* [INSTRUCTION]
Every line of the data that contains the string "icon" must be copied.

[Stored data]
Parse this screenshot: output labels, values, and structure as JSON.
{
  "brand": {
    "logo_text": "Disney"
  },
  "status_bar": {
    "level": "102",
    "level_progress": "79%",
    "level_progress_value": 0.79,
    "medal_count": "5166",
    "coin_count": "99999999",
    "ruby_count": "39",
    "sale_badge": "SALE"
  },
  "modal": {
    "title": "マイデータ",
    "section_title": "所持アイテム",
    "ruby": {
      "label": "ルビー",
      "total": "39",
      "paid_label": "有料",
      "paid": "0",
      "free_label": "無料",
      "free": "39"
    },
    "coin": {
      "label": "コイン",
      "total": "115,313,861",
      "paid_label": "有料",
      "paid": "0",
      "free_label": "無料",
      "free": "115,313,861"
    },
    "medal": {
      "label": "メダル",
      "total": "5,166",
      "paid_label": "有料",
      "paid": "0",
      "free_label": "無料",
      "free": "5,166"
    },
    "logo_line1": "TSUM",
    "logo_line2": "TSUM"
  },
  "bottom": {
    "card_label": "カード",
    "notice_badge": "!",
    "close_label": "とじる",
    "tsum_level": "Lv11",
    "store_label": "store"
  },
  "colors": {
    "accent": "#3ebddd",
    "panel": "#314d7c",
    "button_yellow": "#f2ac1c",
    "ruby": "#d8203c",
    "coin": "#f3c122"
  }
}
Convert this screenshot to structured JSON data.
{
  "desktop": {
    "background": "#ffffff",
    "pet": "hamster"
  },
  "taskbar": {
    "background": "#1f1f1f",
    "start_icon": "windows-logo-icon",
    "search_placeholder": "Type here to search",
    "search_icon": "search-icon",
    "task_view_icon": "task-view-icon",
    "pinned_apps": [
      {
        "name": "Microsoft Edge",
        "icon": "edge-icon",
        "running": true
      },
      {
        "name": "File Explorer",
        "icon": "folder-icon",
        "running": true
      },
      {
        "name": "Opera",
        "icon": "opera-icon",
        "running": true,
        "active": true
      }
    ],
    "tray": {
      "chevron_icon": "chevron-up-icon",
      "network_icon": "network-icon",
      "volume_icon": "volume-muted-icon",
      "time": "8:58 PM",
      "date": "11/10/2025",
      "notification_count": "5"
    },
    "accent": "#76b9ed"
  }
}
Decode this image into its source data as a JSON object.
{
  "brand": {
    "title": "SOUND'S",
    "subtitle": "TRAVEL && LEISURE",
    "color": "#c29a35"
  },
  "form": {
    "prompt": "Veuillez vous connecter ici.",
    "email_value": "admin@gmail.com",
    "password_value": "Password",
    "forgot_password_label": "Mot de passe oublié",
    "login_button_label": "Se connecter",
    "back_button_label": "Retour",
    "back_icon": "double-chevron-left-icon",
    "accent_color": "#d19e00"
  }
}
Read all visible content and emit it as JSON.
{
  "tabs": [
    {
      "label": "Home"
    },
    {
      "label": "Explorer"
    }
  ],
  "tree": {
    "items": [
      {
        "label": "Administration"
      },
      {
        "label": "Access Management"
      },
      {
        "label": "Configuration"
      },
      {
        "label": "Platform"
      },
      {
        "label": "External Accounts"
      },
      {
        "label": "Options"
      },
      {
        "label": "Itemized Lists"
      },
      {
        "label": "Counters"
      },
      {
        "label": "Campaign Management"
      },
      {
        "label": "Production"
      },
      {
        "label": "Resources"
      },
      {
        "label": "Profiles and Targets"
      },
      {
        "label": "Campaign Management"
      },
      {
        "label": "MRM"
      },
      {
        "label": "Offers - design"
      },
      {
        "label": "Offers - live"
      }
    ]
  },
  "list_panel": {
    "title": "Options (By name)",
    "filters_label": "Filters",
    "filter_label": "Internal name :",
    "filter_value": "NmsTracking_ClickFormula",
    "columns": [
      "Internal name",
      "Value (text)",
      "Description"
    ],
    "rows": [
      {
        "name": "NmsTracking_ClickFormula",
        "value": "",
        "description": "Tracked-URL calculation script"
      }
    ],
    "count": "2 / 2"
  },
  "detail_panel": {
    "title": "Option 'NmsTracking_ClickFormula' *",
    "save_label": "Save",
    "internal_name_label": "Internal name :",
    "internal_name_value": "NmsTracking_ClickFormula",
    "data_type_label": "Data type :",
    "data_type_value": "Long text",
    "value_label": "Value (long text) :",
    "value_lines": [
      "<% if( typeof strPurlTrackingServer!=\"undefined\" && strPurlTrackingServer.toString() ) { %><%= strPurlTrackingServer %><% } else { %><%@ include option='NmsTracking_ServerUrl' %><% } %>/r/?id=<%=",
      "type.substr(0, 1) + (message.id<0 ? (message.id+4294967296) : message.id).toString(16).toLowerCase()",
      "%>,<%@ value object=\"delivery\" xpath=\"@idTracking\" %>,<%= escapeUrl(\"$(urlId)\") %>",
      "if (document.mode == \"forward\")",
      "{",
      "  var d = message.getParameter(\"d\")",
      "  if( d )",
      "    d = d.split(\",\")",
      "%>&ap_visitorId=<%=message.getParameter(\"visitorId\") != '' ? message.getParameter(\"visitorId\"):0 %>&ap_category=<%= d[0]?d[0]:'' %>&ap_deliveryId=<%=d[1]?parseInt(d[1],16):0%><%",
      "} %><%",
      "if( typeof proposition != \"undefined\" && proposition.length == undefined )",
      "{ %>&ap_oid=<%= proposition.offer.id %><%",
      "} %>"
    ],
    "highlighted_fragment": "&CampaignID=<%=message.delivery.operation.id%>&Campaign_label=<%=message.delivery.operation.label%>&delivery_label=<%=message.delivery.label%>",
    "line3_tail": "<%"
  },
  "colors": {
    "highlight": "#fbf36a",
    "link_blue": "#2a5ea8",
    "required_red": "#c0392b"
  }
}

* [TASK OUTPUT]
    "start_icon": "windows-logo-icon",
    "search_icon": "search-icon",
    "task_view_icon": "task-view-icon",
        "icon": "edge-icon",
        "icon": "folder-icon",
        "icon": "opera-icon",
      "chevron_icon": "chevron-up-icon",
      "network_icon": "network-icon",
      "volume_icon": "volume-muted-icon",
    "back_icon": "double-chevron-left-icon",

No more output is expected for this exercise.